> **Your goal**
Provide the number of lines containing the word "text", and nothing else.

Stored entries

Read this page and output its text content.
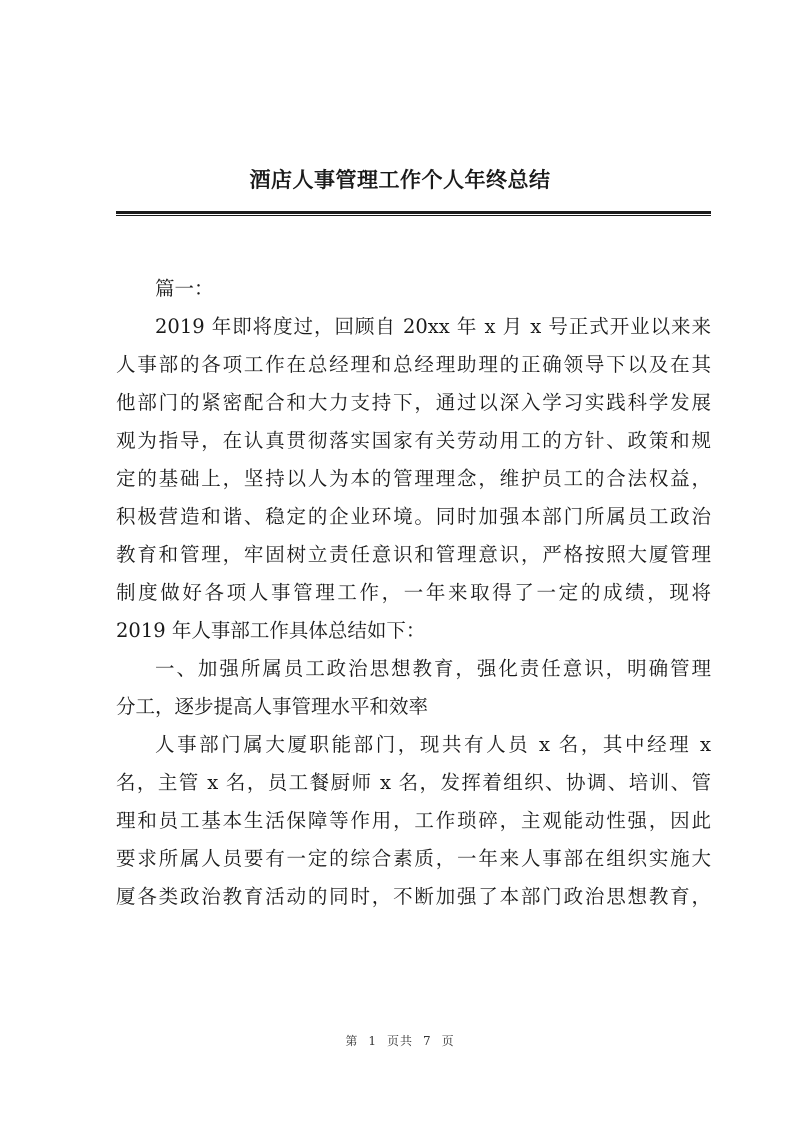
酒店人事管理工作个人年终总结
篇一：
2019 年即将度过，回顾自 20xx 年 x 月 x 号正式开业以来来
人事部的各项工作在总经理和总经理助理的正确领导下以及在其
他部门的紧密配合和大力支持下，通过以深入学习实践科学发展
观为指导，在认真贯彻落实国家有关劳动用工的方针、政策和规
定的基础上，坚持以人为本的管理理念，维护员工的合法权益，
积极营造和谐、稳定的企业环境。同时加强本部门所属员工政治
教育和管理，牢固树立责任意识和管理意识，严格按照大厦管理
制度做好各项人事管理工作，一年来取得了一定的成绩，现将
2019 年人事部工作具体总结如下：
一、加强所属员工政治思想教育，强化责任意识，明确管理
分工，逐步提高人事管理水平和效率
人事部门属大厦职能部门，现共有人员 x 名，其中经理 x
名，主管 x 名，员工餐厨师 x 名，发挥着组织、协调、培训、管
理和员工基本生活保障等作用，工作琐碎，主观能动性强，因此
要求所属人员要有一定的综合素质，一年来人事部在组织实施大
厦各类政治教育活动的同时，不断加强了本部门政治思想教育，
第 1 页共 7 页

==

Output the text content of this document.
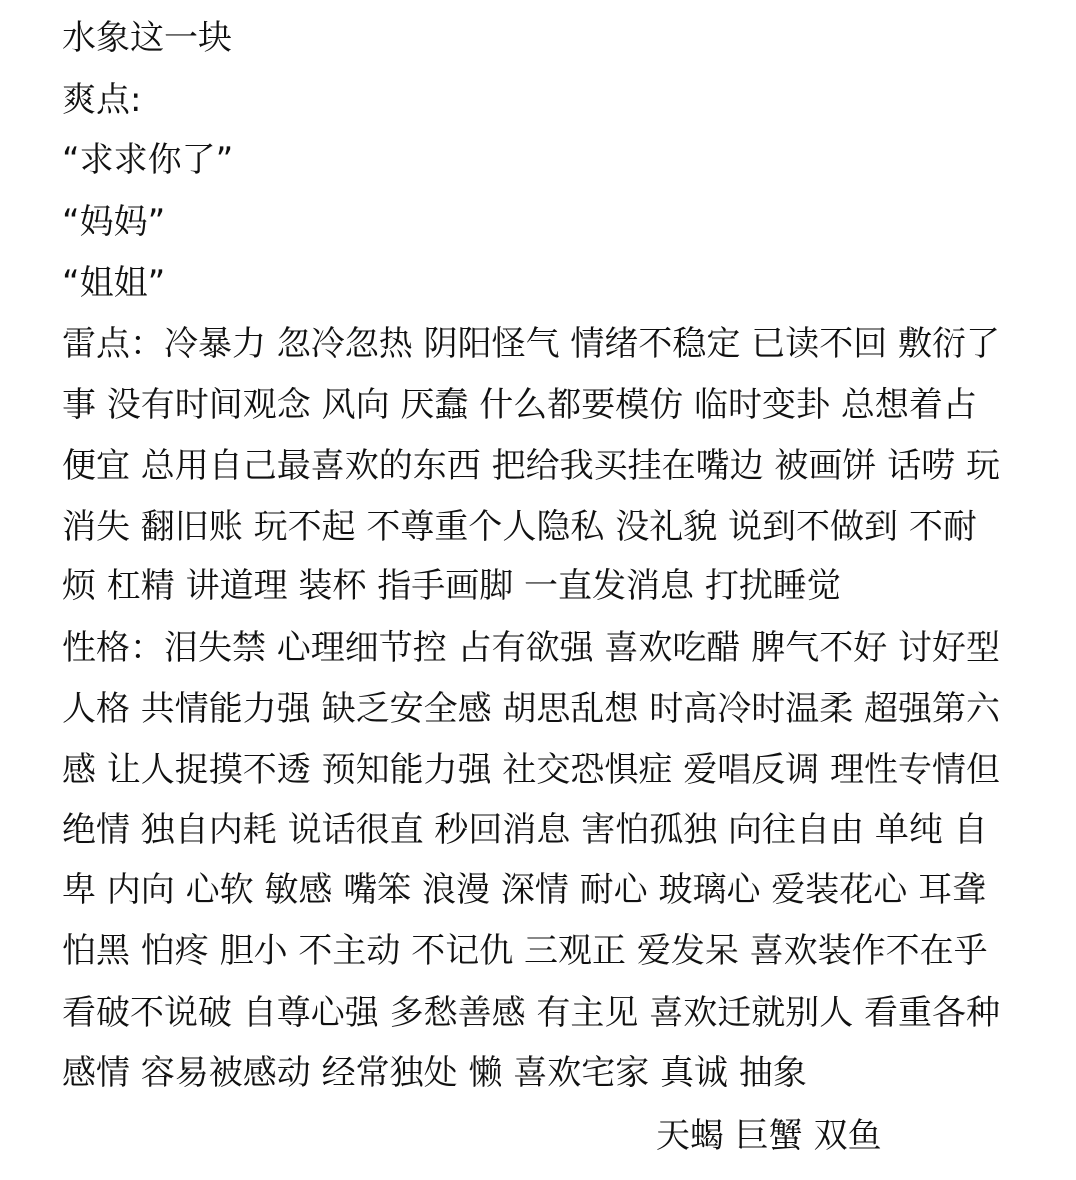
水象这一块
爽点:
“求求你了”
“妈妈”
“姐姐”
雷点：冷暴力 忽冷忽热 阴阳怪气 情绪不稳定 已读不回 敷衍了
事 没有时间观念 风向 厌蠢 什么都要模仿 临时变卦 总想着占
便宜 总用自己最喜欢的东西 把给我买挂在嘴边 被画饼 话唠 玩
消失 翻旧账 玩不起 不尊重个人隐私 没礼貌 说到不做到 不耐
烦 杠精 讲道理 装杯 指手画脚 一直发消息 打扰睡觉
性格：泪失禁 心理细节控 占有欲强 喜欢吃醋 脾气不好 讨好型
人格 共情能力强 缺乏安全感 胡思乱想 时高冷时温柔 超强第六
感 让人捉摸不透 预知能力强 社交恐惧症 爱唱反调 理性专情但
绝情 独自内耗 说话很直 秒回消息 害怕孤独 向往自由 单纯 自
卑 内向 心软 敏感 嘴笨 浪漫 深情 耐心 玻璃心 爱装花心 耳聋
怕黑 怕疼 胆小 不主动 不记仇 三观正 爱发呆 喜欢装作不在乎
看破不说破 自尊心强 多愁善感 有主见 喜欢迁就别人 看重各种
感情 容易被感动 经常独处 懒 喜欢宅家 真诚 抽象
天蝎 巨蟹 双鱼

> **Task result**
2